→ Exercise input
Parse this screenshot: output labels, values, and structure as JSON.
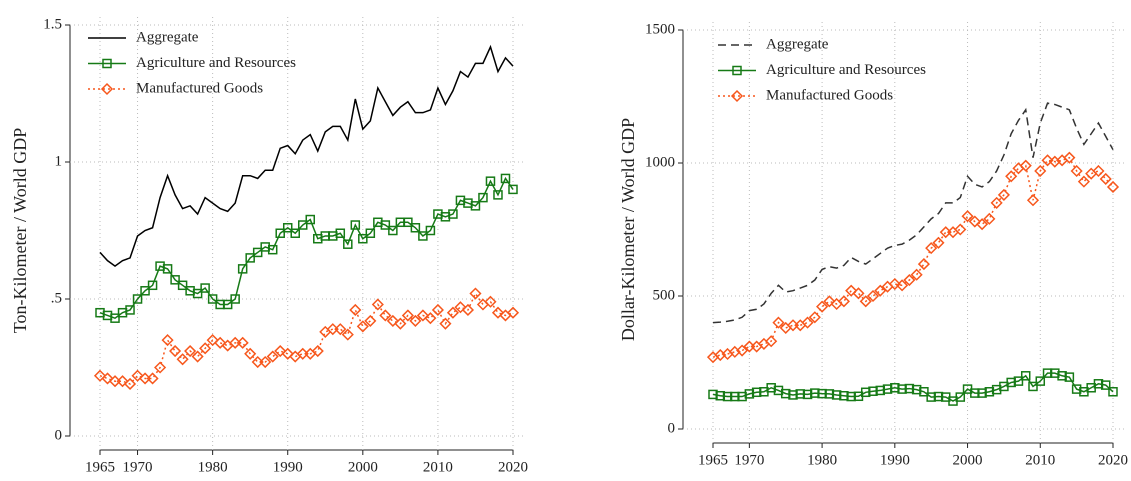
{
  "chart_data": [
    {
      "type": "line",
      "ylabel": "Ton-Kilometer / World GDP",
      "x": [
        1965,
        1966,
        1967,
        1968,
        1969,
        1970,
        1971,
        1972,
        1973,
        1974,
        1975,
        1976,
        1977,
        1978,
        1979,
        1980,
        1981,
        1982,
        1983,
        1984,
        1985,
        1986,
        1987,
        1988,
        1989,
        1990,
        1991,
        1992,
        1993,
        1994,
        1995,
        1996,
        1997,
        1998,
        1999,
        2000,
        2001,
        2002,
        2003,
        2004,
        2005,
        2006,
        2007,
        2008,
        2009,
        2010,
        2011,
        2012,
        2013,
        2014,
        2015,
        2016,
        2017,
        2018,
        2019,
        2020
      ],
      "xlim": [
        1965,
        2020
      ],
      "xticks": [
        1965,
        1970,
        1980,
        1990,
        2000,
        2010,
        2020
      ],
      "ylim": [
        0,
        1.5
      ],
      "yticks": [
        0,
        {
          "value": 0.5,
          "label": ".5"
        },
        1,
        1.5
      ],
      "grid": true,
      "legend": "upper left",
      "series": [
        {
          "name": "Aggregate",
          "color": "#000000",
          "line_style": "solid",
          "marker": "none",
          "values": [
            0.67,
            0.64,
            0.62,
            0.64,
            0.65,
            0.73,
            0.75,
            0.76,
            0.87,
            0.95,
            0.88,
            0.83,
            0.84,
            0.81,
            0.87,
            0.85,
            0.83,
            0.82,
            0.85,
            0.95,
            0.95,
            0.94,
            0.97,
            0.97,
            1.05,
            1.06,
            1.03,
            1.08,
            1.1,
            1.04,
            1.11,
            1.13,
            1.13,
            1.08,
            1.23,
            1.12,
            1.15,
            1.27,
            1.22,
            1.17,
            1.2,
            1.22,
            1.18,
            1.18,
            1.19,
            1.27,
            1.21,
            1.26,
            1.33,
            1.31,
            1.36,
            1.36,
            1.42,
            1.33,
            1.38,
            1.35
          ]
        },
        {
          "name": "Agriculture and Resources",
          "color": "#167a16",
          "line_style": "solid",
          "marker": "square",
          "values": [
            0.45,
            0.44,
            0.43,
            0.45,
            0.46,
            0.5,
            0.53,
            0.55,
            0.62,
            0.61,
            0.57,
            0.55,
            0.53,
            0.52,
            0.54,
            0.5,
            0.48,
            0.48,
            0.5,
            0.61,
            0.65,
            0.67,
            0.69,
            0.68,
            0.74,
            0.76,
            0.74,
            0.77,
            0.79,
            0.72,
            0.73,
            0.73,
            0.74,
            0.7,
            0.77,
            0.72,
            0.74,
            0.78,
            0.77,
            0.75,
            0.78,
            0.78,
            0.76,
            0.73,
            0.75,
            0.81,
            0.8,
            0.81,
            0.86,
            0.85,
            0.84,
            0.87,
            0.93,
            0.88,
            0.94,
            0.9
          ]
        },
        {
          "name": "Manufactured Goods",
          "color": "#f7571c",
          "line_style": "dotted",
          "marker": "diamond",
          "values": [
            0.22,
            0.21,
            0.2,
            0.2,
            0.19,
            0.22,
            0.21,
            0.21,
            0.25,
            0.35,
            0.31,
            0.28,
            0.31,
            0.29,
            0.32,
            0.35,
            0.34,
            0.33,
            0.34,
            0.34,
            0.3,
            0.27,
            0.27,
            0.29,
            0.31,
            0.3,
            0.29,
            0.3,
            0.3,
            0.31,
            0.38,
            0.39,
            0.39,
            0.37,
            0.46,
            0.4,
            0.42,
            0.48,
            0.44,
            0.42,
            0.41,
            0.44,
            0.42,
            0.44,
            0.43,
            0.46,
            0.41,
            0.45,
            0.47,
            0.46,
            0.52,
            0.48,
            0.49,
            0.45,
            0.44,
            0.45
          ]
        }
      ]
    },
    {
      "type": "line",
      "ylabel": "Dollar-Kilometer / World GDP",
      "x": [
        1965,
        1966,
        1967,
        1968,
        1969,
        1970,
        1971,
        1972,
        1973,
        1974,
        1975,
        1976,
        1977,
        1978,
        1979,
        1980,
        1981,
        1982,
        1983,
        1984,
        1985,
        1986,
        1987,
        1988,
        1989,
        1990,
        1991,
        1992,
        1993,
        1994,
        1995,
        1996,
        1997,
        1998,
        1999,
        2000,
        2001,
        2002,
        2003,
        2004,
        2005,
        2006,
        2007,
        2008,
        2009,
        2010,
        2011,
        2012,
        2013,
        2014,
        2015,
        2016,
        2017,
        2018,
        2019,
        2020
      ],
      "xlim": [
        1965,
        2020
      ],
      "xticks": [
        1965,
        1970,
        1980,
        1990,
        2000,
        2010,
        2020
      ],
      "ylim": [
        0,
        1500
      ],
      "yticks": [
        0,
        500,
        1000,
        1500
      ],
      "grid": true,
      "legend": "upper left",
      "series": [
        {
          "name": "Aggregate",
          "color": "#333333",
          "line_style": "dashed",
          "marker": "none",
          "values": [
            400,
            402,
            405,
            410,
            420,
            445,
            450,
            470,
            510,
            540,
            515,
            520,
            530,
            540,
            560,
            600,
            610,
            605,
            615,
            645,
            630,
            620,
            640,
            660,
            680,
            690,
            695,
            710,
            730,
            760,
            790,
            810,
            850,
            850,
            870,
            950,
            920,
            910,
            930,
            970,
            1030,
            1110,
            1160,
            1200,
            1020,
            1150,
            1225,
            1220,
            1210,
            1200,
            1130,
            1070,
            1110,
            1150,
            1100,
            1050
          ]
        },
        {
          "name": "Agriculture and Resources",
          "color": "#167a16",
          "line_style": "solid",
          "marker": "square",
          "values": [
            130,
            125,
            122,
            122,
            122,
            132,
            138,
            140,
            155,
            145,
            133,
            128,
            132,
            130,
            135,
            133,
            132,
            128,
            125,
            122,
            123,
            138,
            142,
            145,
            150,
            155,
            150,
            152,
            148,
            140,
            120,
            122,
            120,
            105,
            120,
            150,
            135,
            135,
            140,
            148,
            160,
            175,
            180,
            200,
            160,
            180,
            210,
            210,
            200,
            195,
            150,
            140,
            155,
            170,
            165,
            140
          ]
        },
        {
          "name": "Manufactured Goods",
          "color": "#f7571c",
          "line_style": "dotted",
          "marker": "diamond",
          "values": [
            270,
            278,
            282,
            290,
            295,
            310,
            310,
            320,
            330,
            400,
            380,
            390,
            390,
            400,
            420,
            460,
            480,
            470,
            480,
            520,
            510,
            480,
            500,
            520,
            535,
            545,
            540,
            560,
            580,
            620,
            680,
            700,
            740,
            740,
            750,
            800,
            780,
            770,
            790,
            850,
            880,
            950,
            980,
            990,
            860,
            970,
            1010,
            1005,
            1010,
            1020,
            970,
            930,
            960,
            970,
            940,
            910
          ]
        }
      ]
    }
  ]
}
...
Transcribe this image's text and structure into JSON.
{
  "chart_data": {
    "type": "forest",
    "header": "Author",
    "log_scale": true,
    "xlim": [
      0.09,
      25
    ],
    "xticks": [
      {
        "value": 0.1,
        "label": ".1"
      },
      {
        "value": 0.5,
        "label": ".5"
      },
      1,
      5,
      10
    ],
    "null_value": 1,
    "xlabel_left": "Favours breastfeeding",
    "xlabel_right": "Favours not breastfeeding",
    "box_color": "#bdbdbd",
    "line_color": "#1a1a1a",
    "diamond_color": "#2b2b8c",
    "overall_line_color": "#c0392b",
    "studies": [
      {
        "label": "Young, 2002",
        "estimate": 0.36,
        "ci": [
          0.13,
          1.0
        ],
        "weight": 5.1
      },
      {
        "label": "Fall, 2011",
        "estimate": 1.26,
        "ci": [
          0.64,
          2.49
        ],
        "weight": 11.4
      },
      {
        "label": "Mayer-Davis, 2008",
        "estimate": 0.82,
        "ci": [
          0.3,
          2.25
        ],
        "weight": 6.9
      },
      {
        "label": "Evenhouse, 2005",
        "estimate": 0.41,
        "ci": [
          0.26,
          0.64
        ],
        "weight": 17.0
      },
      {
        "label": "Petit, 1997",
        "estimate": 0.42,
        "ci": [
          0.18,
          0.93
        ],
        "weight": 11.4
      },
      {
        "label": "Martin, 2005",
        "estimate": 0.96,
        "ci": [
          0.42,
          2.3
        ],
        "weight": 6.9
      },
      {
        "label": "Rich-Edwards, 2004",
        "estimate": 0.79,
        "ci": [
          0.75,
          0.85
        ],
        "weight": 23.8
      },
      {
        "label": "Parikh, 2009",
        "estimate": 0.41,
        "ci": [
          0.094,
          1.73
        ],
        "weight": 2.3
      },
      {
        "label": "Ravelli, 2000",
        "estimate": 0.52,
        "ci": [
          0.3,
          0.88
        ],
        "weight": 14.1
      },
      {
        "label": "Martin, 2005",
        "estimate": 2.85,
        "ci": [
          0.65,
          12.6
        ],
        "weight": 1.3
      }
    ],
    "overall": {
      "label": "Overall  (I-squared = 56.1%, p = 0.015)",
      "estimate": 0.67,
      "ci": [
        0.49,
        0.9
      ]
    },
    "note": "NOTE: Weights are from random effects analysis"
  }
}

→ Written exercise
Copy all lines in the listing above where the string "World" appears.

→ Result for this exercise
      "ylabel": "Ton-Kilometer / World GDP",
      "ylabel": "Dollar-Kilometer / World GDP",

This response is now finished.